§ **Data provided**:
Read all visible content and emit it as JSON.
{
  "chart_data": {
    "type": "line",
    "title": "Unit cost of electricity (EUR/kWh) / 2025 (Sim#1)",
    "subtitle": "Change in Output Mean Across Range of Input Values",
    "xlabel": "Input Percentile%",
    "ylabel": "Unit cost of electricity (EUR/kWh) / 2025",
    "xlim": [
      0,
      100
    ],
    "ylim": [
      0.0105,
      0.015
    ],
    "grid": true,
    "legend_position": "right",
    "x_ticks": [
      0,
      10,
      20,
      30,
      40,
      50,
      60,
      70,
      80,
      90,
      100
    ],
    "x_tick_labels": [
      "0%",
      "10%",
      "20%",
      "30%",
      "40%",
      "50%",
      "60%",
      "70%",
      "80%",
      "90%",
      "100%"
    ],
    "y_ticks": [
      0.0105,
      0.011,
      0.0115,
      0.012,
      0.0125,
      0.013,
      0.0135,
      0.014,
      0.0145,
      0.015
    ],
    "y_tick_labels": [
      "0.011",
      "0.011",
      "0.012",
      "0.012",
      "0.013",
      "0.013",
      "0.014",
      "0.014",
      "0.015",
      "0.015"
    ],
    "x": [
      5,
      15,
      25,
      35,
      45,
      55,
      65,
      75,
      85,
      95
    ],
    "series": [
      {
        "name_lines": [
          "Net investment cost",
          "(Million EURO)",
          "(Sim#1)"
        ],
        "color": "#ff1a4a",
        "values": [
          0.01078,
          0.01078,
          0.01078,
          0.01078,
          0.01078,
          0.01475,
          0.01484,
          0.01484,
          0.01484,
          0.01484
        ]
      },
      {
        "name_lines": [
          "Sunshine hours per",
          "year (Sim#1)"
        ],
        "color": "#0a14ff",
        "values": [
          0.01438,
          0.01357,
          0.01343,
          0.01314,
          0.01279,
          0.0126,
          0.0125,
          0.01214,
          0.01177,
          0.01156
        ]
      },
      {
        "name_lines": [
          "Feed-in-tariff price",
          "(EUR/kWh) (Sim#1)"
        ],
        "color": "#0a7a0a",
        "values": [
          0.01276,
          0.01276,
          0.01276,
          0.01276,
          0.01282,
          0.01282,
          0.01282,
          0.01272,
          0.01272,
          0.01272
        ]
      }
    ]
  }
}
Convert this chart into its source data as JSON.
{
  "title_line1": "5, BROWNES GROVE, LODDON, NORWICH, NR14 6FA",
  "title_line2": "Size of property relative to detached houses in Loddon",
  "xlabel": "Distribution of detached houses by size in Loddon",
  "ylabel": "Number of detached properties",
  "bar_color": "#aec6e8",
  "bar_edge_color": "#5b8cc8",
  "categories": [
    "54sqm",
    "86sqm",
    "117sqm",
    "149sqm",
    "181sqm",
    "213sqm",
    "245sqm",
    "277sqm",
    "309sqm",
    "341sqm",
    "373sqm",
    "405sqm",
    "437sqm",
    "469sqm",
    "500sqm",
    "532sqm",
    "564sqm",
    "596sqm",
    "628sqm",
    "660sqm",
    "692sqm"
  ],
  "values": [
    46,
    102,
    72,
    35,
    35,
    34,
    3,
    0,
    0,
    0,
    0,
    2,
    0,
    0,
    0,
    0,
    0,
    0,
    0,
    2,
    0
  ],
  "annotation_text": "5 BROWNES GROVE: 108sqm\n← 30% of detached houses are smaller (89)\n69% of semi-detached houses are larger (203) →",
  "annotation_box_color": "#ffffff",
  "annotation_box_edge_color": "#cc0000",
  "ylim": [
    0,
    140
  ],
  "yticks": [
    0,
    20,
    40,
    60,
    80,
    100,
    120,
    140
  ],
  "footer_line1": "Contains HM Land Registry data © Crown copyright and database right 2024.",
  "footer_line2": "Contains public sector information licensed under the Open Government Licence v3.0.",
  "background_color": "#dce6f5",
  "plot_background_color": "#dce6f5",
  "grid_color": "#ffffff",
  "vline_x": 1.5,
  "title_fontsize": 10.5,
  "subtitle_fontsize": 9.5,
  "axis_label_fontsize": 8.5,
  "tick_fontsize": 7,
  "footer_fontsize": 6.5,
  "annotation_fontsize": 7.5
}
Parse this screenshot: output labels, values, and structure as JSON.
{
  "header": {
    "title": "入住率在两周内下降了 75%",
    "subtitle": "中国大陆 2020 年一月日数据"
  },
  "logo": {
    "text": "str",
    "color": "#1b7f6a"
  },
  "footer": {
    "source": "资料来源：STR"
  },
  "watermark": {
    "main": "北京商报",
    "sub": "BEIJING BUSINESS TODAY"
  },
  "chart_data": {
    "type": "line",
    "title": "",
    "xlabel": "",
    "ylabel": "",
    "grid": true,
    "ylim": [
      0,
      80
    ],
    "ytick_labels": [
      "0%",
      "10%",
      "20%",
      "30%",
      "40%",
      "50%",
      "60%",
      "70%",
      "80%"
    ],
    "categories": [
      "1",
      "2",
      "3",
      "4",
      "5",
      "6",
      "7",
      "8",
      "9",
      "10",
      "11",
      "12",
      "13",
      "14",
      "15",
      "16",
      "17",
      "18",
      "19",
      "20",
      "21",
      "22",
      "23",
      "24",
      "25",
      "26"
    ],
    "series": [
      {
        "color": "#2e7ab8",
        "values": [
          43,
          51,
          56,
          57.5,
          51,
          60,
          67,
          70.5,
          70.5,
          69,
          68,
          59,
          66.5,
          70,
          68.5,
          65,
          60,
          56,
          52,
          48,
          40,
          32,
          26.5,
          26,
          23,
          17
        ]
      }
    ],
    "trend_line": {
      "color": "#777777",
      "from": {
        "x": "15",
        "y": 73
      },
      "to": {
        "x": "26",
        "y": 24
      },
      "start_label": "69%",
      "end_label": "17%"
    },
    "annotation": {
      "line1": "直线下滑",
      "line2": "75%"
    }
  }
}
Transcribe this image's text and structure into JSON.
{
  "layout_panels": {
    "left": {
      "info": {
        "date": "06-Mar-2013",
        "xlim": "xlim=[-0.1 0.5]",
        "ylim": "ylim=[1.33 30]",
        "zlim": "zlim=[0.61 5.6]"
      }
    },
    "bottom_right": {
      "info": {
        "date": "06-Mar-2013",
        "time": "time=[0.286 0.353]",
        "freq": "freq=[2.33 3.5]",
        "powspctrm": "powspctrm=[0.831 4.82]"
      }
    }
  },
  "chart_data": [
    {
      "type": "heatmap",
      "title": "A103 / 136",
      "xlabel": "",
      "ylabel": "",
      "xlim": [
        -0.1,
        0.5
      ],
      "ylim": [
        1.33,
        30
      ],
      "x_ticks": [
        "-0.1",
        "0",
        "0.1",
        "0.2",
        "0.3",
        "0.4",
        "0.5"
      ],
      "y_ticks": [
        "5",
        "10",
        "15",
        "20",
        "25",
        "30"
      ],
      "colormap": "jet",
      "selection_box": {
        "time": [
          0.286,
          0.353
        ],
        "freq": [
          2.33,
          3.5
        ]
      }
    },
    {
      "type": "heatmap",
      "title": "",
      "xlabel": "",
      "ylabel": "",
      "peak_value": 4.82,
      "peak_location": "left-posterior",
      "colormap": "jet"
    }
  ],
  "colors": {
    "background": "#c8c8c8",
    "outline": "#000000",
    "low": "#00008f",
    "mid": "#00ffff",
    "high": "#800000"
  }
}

§ **Task description**: Exactly reproduce all of the entries above.

§ **Result for this exercise**:
Read all visible content and emit it as JSON.
{
  "chart_data": {
    "type": "line",
    "title": "Unit cost of electricity (EUR/kWh) / 2025 (Sim#1)",
    "subtitle": "Change in Output Mean Across Range of Input Values",
    "xlabel": "Input Percentile%",
    "ylabel": "Unit cost of electricity (EUR/kWh) / 2025",
    "xlim": [
      0,
      100
    ],
    "ylim": [
      0.0105,
      0.015
    ],
    "grid": true,
    "legend_position": "right",
    "x_ticks": [
      0,
      10,
      20,
      30,
      40,
      50,
      60,
      70,
      80,
      90,
      100
    ],
    "x_tick_labels": [
      "0%",
      "10%",
      "20%",
      "30%",
      "40%",
      "50%",
      "60%",
      "70%",
      "80%",
      "90%",
      "100%"
    ],
    "y_ticks": [
      0.0105,
      0.011,
      0.0115,
      0.012,
      0.0125,
      0.013,
      0.0135,
      0.014,
      0.0145,
      0.015
    ],
    "y_tick_labels": [
      "0.011",
      "0.011",
      "0.012",
      "0.012",
      "0.013",
      "0.013",
      "0.014",
      "0.014",
      "0.015",
      "0.015"
    ],
    "x": [
      5,
      15,
      25,
      35,
      45,
      55,
      65,
      75,
      85,
      95
    ],
    "series": [
      {
        "name_lines": [
          "Net investment cost",
          "(Million EURO)",
          "(Sim#1)"
        ],
        "color": "#ff1a4a",
        "values": [
          0.01078,
          0.01078,
          0.01078,
          0.01078,
          0.01078,
          0.01475,
          0.01484,
          0.01484,
          0.01484,
          0.01484
        ]
      },
      {
        "name_lines": [
          "Sunshine hours per",
          "year (Sim#1)"
        ],
        "color": "#0a14ff",
        "values": [
          0.01438,
          0.01357,
          0.01343,
          0.01314,
          0.01279,
          0.0126,
          0.0125,
          0.01214,
          0.01177,
          0.01156
        ]
      },
      {
        "name_lines": [
          "Feed-in-tariff price",
          "(EUR/kWh) (Sim#1)"
        ],
        "color": "#0a7a0a",
        "values": [
          0.01276,
          0.01276,
          0.01276,
          0.01276,
          0.01282,
          0.01282,
          0.01282,
          0.01272,
          0.01272,
          0.01272
        ]
      }
    ]
  }
}
Convert this chart into its source data as JSON.
{
  "title_line1": "5, BROWNES GROVE, LODDON, NORWICH, NR14 6FA",
  "title_line2": "Size of property relative to detached houses in Loddon",
  "xlabel": "Distribution of detached houses by size in Loddon",
  "ylabel": "Number of detached properties",
  "bar_color": "#aec6e8",
  "bar_edge_color": "#5b8cc8",
  "categories": [
    "54sqm",
    "86sqm",
    "117sqm",
    "149sqm",
    "181sqm",
    "213sqm",
    "245sqm",
    "277sqm",
    "309sqm",
    "341sqm",
    "373sqm",
    "405sqm",
    "437sqm",
    "469sqm",
    "500sqm",
    "532sqm",
    "564sqm",
    "596sqm",
    "628sqm",
    "660sqm",
    "692sqm"
  ],
  "values": [
    46,
    102,
    72,
    35,
    35,
    34,
    3,
    0,
    0,
    0,
    0,
    2,
    0,
    0,
    0,
    0,
    0,
    0,
    0,
    2,
    0
  ],
  "annotation_text": "5 BROWNES GROVE: 108sqm\n← 30% of detached houses are smaller (89)\n69% of semi-detached houses are larger (203) →",
  "annotation_box_color": "#ffffff",
  "annotation_box_edge_color": "#cc0000",
  "ylim": [
    0,
    140
  ],
  "yticks": [
    0,
    20,
    40,
    60,
    80,
    100,
    120,
    140
  ],
  "footer_line1": "Contains HM Land Registry data © Crown copyright and database right 2024.",
  "footer_line2": "Contains public sector information licensed under the Open Government Licence v3.0.",
  "background_color": "#dce6f5",
  "plot_background_color": "#dce6f5",
  "grid_color": "#ffffff",
  "vline_x": 1.5,
  "title_fontsize": 10.5,
  "subtitle_fontsize": 9.5,
  "axis_label_fontsize": 8.5,
  "tick_fontsize": 7,
  "footer_fontsize": 6.5,
  "annotation_fontsize": 7.5
}
Parse this screenshot: output labels, values, and structure as JSON.
{
  "header": {
    "title": "入住率在两周内下降了 75%",
    "subtitle": "中国大陆 2020 年一月日数据"
  },
  "logo": {
    "text": "str",
    "color": "#1b7f6a"
  },
  "footer": {
    "source": "资料来源：STR"
  },
  "watermark": {
    "main": "北京商报",
    "sub": "BEIJING BUSINESS TODAY"
  },
  "chart_data": {
    "type": "line",
    "title": "",
    "xlabel": "",
    "ylabel": "",
    "grid": true,
    "ylim": [
      0,
      80
    ],
    "ytick_labels": [
      "0%",
      "10%",
      "20%",
      "30%",
      "40%",
      "50%",
      "60%",
      "70%",
      "80%"
    ],
    "categories": [
      "1",
      "2",
      "3",
      "4",
      "5",
      "6",
      "7",
      "8",
      "9",
      "10",
      "11",
      "12",
      "13",
      "14",
      "15",
      "16",
      "17",
      "18",
      "19",
      "20",
      "21",
      "22",
      "23",
      "24",
      "25",
      "26"
    ],
    "series": [
      {
        "color": "#2e7ab8",
        "values": [
          43,
          51,
          56,
          57.5,
          51,
          60,
          67,
          70.5,
          70.5,
          69,
          68,
          59,
          66.5,
          70,
          68.5,
          65,
          60,
          56,
          52,
          48,
          40,
          32,
          26.5,
          26,
          23,
          17
        ]
      }
    ],
    "trend_line": {
      "color": "#777777",
      "from": {
        "x": "15",
        "y": 73
      },
      "to": {
        "x": "26",
        "y": 24
      },
      "start_label": "69%",
      "end_label": "17%"
    },
    "annotation": {
      "line1": "直线下滑",
      "line2": "75%"
    }
  }
}
Transcribe this image's text and structure into JSON.
{
  "layout_panels": {
    "left": {
      "info": {
        "date": "06-Mar-2013",
        "xlim": "xlim=[-0.1 0.5]",
        "ylim": "ylim=[1.33 30]",
        "zlim": "zlim=[0.61 5.6]"
      }
    },
    "bottom_right": {
      "info": {
        "date": "06-Mar-2013",
        "time": "time=[0.286 0.353]",
        "freq": "freq=[2.33 3.5]",
        "powspctrm": "powspctrm=[0.831 4.82]"
      }
    }
  },
  "chart_data": [
    {
      "type": "heatmap",
      "title": "A103 / 136",
      "xlabel": "",
      "ylabel": "",
      "xlim": [
        -0.1,
        0.5
      ],
      "ylim": [
        1.33,
        30
      ],
      "x_ticks": [
        "-0.1",
        "0",
        "0.1",
        "0.2",
        "0.3",
        "0.4",
        "0.5"
      ],
      "y_ticks": [
        "5",
        "10",
        "15",
        "20",
        "25",
        "30"
      ],
      "colormap": "jet",
      "selection_box": {
        "time": [
          0.286,
          0.353
        ],
        "freq": [
          2.33,
          3.5
        ]
      }
    },
    {
      "type": "heatmap",
      "title": "",
      "xlabel": "",
      "ylabel": "",
      "peak_value": 4.82,
      "peak_location": "left-posterior",
      "colormap": "jet"
    }
  ],
  "colors": {
    "background": "#c8c8c8",
    "outline": "#000000",
    "low": "#00008f",
    "mid": "#00ffff",
    "high": "#800000"
  }
}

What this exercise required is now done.